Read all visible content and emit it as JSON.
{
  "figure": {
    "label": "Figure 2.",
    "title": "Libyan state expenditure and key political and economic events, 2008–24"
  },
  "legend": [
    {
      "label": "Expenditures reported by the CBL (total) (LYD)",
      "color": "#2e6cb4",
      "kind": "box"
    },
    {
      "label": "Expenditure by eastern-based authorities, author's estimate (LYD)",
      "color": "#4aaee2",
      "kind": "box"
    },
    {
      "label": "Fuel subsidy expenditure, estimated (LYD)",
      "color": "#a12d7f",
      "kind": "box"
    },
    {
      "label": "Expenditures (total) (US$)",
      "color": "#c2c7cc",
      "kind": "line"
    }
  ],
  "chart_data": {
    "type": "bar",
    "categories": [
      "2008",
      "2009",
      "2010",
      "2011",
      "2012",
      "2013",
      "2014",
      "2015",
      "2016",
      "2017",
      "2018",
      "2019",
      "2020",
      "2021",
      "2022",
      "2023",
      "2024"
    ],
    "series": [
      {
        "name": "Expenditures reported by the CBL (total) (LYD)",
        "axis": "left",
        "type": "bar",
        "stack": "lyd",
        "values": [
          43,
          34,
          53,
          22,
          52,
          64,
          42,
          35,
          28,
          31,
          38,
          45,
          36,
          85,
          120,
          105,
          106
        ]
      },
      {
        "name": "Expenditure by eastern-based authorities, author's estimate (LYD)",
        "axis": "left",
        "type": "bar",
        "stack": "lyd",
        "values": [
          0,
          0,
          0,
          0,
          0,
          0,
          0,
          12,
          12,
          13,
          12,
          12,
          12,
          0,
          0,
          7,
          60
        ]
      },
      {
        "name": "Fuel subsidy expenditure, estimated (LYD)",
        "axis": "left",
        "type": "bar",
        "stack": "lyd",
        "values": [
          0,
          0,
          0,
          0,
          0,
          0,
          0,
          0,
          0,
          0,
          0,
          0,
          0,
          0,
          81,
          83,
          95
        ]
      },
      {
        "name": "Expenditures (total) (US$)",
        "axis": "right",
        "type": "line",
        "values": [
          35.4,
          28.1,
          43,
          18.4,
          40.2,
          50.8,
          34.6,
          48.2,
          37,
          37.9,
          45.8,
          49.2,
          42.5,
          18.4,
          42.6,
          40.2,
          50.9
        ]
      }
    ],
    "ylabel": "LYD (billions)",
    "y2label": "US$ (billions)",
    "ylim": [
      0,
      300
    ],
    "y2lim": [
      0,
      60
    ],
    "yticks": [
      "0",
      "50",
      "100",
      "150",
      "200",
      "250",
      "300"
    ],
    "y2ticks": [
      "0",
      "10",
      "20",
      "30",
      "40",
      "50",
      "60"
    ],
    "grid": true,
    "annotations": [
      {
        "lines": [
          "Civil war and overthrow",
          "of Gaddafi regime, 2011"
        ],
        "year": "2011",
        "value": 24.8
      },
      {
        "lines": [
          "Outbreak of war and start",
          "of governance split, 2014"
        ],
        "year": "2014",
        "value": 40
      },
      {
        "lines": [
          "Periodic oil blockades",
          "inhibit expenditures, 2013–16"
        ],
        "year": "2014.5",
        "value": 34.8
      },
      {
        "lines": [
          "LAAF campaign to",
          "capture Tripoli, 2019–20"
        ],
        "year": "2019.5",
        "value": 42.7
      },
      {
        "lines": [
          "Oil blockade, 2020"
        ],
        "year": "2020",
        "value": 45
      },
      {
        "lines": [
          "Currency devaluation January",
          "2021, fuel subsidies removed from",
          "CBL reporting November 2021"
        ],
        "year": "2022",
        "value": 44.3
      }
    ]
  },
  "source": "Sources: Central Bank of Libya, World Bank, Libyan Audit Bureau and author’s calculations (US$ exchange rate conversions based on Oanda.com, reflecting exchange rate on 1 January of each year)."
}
---+---
What the task asks:
Every line above needs to be retyped exactly.

Solution for this problem:
Read all visible content and emit it as JSON.
{
  "figure": {
    "label": "Figure 2.",
    "title": "Libyan state expenditure and key political and economic events, 2008–24"
  },
  "legend": [
    {
      "label": "Expenditures reported by the CBL (total) (LYD)",
      "color": "#2e6cb4",
      "kind": "box"
    },
    {
      "label": "Expenditure by eastern-based authorities, author's estimate (LYD)",
      "color": "#4aaee2",
      "kind": "box"
    },
    {
      "label": "Fuel subsidy expenditure, estimated (LYD)",
      "color": "#a12d7f",
      "kind": "box"
    },
    {
      "label": "Expenditures (total) (US$)",
      "color": "#c2c7cc",
      "kind": "line"
    }
  ],
  "chart_data": {
    "type": "bar",
    "categories": [
      "2008",
      "2009",
      "2010",
      "2011",
      "2012",
      "2013",
      "2014",
      "2015",
      "2016",
      "2017",
      "2018",
      "2019",
      "2020",
      "2021",
      "2022",
      "2023",
      "2024"
    ],
    "series": [
      {
        "name": "Expenditures reported by the CBL (total) (LYD)",
        "axis": "left",
        "type": "bar",
        "stack": "lyd",
        "values": [
          43,
          34,
          53,
          22,
          52,
          64,
          42,
          35,
          28,
          31,
          38,
          45,
          36,
          85,
          120,
          105,
          106
        ]
      },
      {
        "name": "Expenditure by eastern-based authorities, author's estimate (LYD)",
        "axis": "left",
        "type": "bar",
        "stack": "lyd",
        "values": [
          0,
          0,
          0,
          0,
          0,
          0,
          0,
          12,
          12,
          13,
          12,
          12,
          12,
          0,
          0,
          7,
          60
        ]
      },
      {
        "name": "Fuel subsidy expenditure, estimated (LYD)",
        "axis": "left",
        "type": "bar",
        "stack": "lyd",
        "values": [
          0,
          0,
          0,
          0,
          0,
          0,
          0,
          0,
          0,
          0,
          0,
          0,
          0,
          0,
          81,
          83,
          95
        ]
      },
      {
        "name": "Expenditures (total) (US$)",
        "axis": "right",
        "type": "line",
        "values": [
          35.4,
          28.1,
          43,
          18.4,
          40.2,
          50.8,
          34.6,
          48.2,
          37,
          37.9,
          45.8,
          49.2,
          42.5,
          18.4,
          42.6,
          40.2,
          50.9
        ]
      }
    ],
    "ylabel": "LYD (billions)",
    "y2label": "US$ (billions)",
    "ylim": [
      0,
      300
    ],
    "y2lim": [
      0,
      60
    ],
    "yticks": [
      "0",
      "50",
      "100",
      "150",
      "200",
      "250",
      "300"
    ],
    "y2ticks": [
      "0",
      "10",
      "20",
      "30",
      "40",
      "50",
      "60"
    ],
    "grid": true,
    "annotations": [
      {
        "lines": [
          "Civil war and overthrow",
          "of Gaddafi regime, 2011"
        ],
        "year": "2011",
        "value": 24.8
      },
      {
        "lines": [
          "Outbreak of war and start",
          "of governance split, 2014"
        ],
        "year": "2014",
        "value": 40
      },
      {
        "lines": [
          "Periodic oil blockades",
          "inhibit expenditures, 2013–16"
        ],
        "year": "2014.5",
        "value": 34.8
      },
      {
        "lines": [
          "LAAF campaign to",
          "capture Tripoli, 2019–20"
        ],
        "year": "2019.5",
        "value": 42.7
      },
      {
        "lines": [
          "Oil blockade, 2020"
        ],
        "year": "2020",
        "value": 45
      },
      {
        "lines": [
          "Currency devaluation January",
          "2021, fuel subsidies removed from",
          "CBL reporting November 2021"
        ],
        "year": "2022",
        "value": 44.3
      }
    ]
  },
  "source": "Sources: Central Bank of Libya, World Bank, Libyan Audit Bureau and author’s calculations (US$ exchange rate conversions based on Oanda.com, reflecting exchange rate on 1 January of each year)."
}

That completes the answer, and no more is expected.